## Problem to work on
Select the lines that hold the word "Erwerber" and copy each one.

(Data records)
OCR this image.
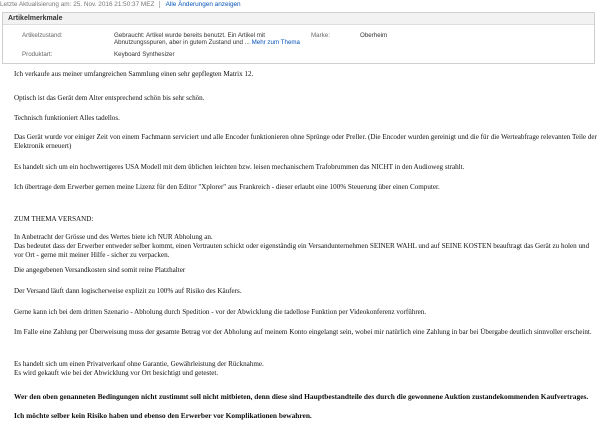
Letzte Aktualisierung am: 25. Nov. 2016 21:50:37 MEZ Alle Änderungen anzeigen
Artikelmerkmale
Artikelzustand:	Gebraucht: Artikel wurde bereits benutzt. Ein Artikel mit
Abnutzungsspuren, aber in gutem Zustand und ... Mehr zum Thema
Produktart:	Keyboard Synthesizer
Marke:	Oberheim

Ich verkaufe aus meiner umfangreichen Sammlung einen sehr gepflegten Matrix 12.

Optisch ist das Gerät dem Alter entsprechend schön bis sehr schön.

Technisch funktioniert Alles tadellos.

Das Gerät wurde vor einiger Zeit von einem Fachmann serviciert und alle Encoder funktionieren ohne Sprünge oder Preller. (Die Encoder wurden gereinigt und die für die Werteabfrage relevanten Teile der Elektronik erneuert)

Es handelt sich um ein hochwertigeres USA Modell mit dem üblichen leichten bzw. leisen mechanischem Trafobrummen das NICHT in den Audioweg strahlt.

Ich übertrage dem Erwerber gernen meine Lizenz für den Editor "Xplorer" aus Frankreich - dieser erlaubt eine 100% Steuerung über einen Computer.

ZUM THEMA VERSAND:

In Anbetracht der Grösse und des Wertes biete ich NUR Abholung an.

Das bedeutet dass der Erwerber entweder selber kommt, einen Vertrauten schickt oder eigenständig ein Versandunternehmen SEINER WAHL und auf SEINE KOSTEN beauftragt das Gerät zu holen und vor Ort - gerne mit meiner Hilfe - sicher zu verpacken.

Die angegebenen Versandkosten sind somit reine Platzhalter

Der Versand läuft dann logischerweise explizit zu 100% auf Risiko des Käufers.

Gerne kann ich bei dem dritten Szenario - Abholung durch Spedition - vor der Abwicklung die tadellose Funktion per Videokonferenz vorführen.

Im Falle eine Zahlung per Überweisung muss der gesamte Betrag vor der Abholung auf meinem Konto eingelangt sein, wobei mir natürlich eine Zahlung in bar bei Übergabe deutlich sinnvoller erscheint.

Es handelt sich um einen Privatverkauf ohne Garantie, Gewährleistung der Rücknahme.

Es wird gekauft wie bei der Abwicklung vor Ort besichtigt und getestet.

Wer den oben genanneten Bedingungen nicht zustimmt soll nicht mitbieten, denn diese sind Hauptbestandteile des durch die gewonnene Auktion zustandekommenden Kaufvertrages.

Ich möchte selber kein Risiko haben und ebenso den Erwerber vor Komplikationen bewahren.
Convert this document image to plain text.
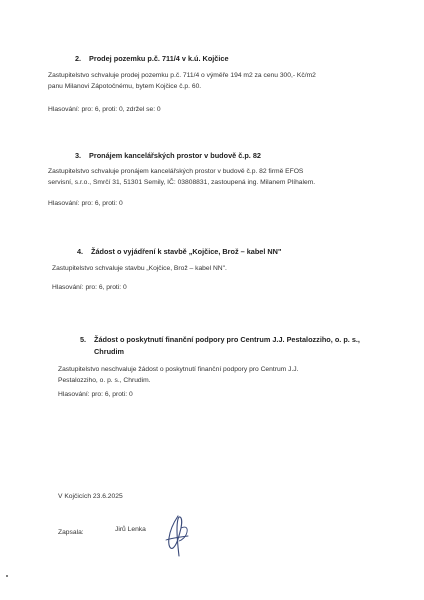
2. Prodej pozemku p.č. 711/4 v k.ú. Kojčice
Zastupitelstvo schvaluje prodej pozemku p.č. 711/4 o výměře 194 m2 za cenu 300,- Kč/m2
panu Milanovi Zápotočnému, bytem Kojčice č.p. 60.
Hlasování: pro: 6, proti: 0, zdržel se: 0
3. Pronájem kancelářských prostor v budově č.p. 82
Zastupitelstvo schvaluje pronájem kancelářských prostor v budově č.p. 82 firmě EFOS
servisní, s.r.o., Smrčí 31, 51301 Semily, IČ: 03808831, zastoupená ing. Milanem Plíhalem.
Hlasování: pro: 6, proti: 0
4. Žádost o vyjádření k stavbě „Kojčice, Brož – kabel NN"
Zastupitelstvo schvaluje stavbu „Kojčice, Brož – kabel NN".
Hlasování: pro: 6, proti: 0
5. Žádost o poskytnutí finanční podpory pro Centrum J.J. Pestalozziho, o. p. s.,
Chrudim
Zastupitelstvo neschvaluje žádost o poskytnutí finanční podpory pro Centrum J.J.
Pestalozziho, o. p. s., Chrudim.
Hlasování: pro: 6, proti: 0
V Kojčicích 23.6.2025
Zapsala:	Jirů Lenka
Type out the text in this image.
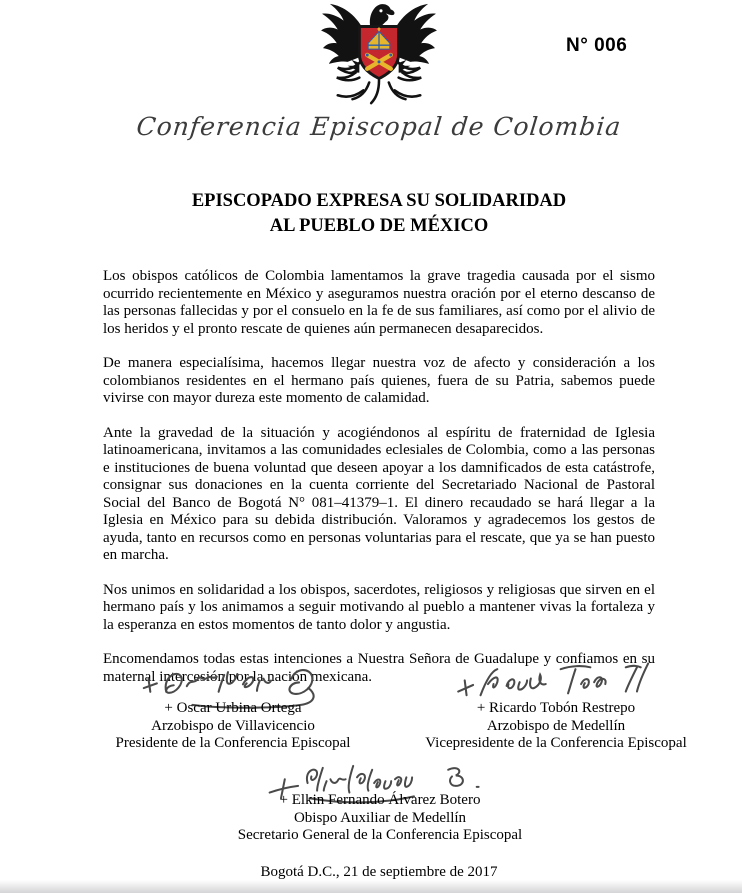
N° 006
Conferencia Episcopal de Colombia
EPISCOPADO EXPRESA SU SOLIDARIDAD
AL PUEBLO DE MÉXICO

Los obispos católicos de Colombia lamentamos la grave tragedia causada por el sismo ocurrido recientemente en México y aseguramos nuestra oración por el eterno descanso de las personas fallecidas y por el consuelo en la fe de sus familiares, así como por el alivio de los heridos y el pronto rescate de quienes aún permanecen desaparecidos.

De manera especialísima, hacemos llegar nuestra voz de afecto y consideración a los colombianos residentes en el hermano país quienes, fuera de su Patria, sabemos puede vivirse con mayor dureza este momento de calamidad.

Ante la gravedad de la situación y acogiéndonos al espíritu de fraternidad de Iglesia latinoamericana, invitamos a las comunidades eclesiales de Colombia, como a las personas e instituciones de buena voluntad que deseen apoyar a los damnificados de esta catástrofe, consignar sus donaciones en la cuenta corriente del Secretariado Nacional de Pastoral Social del Banco de Bogotá N° 081–41379–1. El dinero recaudado se hará llegar a la Iglesia en México para su debida distribución. Valoramos y agradecemos los gestos de ayuda, tanto en recursos como en personas voluntarias para el rescate, que ya se han puesto en marcha.

Nos unimos en solidaridad a los obispos, sacerdotes, religiosos y religiosas que sirven en el hermano país y los animamos a seguir motivando al pueblo a mantener vivas la fortaleza y la esperanza en estos momentos de tanto dolor y angustia.

Encomendamos todas estas intenciones a Nuestra Señora de Guadalupe y confiamos en su maternal intercesión por la nación mexicana.

+ Oscar Urbina Ortega
Arzobispo de Villavicencio
Presidente de la Conferencia Episcopal
+ Ricardo Tobón Restrepo
Arzobispo de Medellín
Vicepresidente de la Conferencia Episcopal
+ Elkin Fernando Álvarez Botero
Obispo Auxiliar de Medellín
Secretario General de la Conferencia Episcopal
Bogotá D.C., 21 de septiembre de 2017
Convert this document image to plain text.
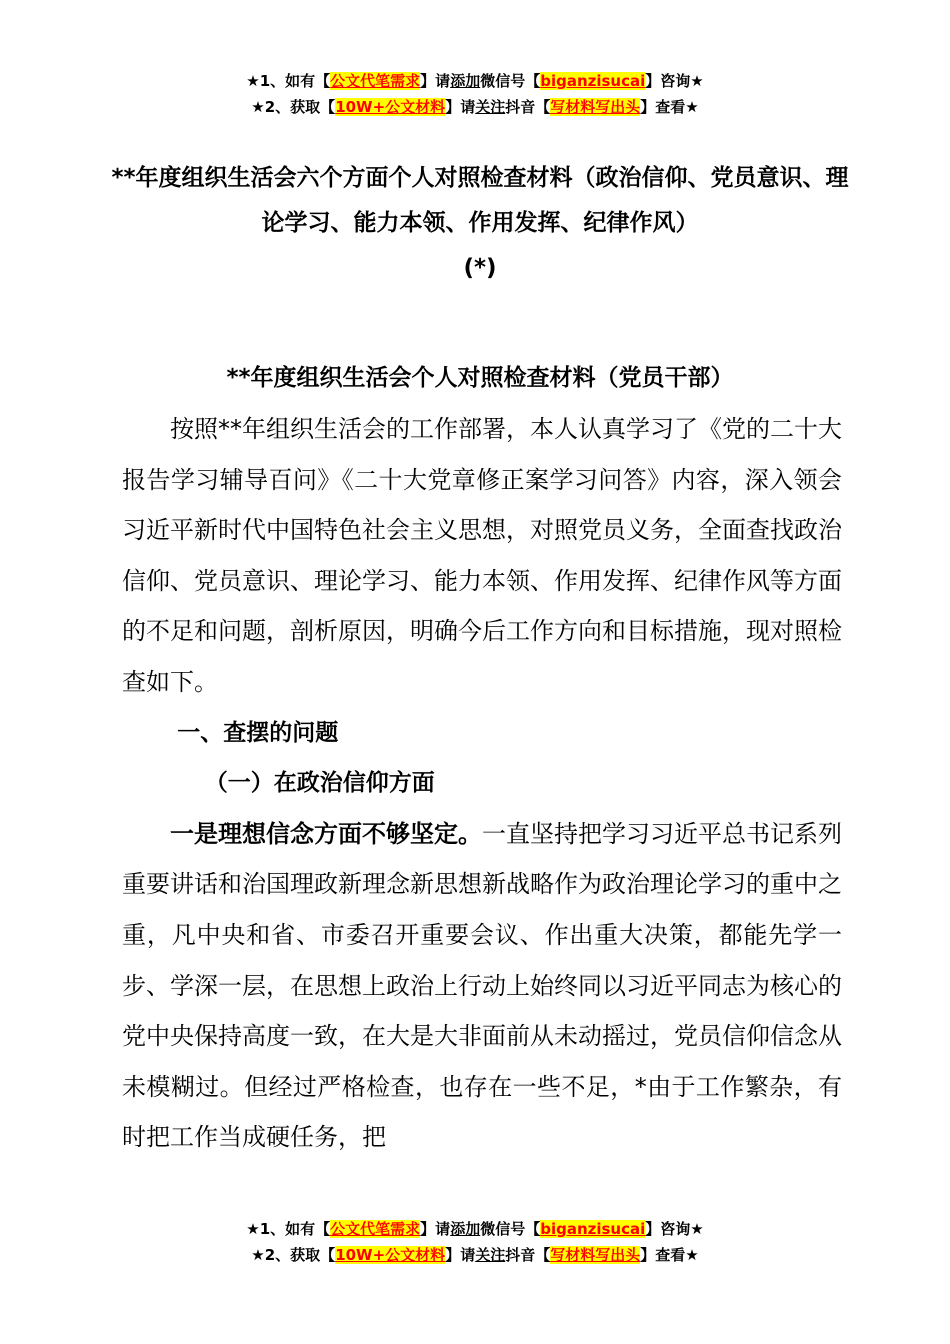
★1、如有【公文代笔需求】请添加微信号【biganzisucai】咨询★
★2、获取【10W+公文材料】请关注抖音【写材料写出头】查看★
**年度组织生活会六个方面个人对照检查材料（政治信仰、党员意识、理论学习、能力本领、作用发挥、纪律作风）
(*)
**年度组织生活会个人对照检查材料（党员干部）

按照**年组织生活会的工作部署，本人认真学习了《党的二十大报告学习辅导百问》《二十大党章修正案学习问答》内容，深入领会习近平新时代中国特色社会主义思想，对照党员义务，全面查找政治信仰、党员意识、理论学习、能力本领、作用发挥、纪律作风等方面的不足和问题，剖析原因，明确今后工作方向和目标措施，现对照检查如下。

一、查摆的问题

（一）在政治信仰方面

一是理想信念方面不够坚定。一直坚持把学习习近平总书记系列重要讲话和治国理政新理念新思想新战略作为政治理论学习的重中之重，凡中央和省、市委召开重要会议、作出重大决策，都能先学一步、学深一层，在思想上政治上行动上始终同以习近平同志为核心的党中央保持高度一致，在大是大非面前从未动摇过，党员信仰信念从未模糊过。但经过严格检查，也存在一些不足，*由于工作繁杂，有时把工作当成硬任务，把

★1、如有【公文代笔需求】请添加微信号【biganzisucai】咨询★
★2、获取【10W+公文材料】请关注抖音【写材料写出头】查看★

## Result below
Ich übertrage dem Erwerber gernen meine Lizenz für den Editor "Xplorer" aus Frankreich - dieser erlaubt eine 100% Steuerung über einen Computer.
Das bedeutet dass der Erwerber entweder selber kommt, einen Vertrauten schickt oder eigenständig ein Versandunternehmen SEINER WAHL und auf SEINE KOSTEN beauftragt das Gerät zu holen und vor Ort - gerne mit meiner Hilfe - sicher zu verpacken.
Ich möchte selber kein Risiko haben und ebenso den Erwerber vor Komplikationen bewahren.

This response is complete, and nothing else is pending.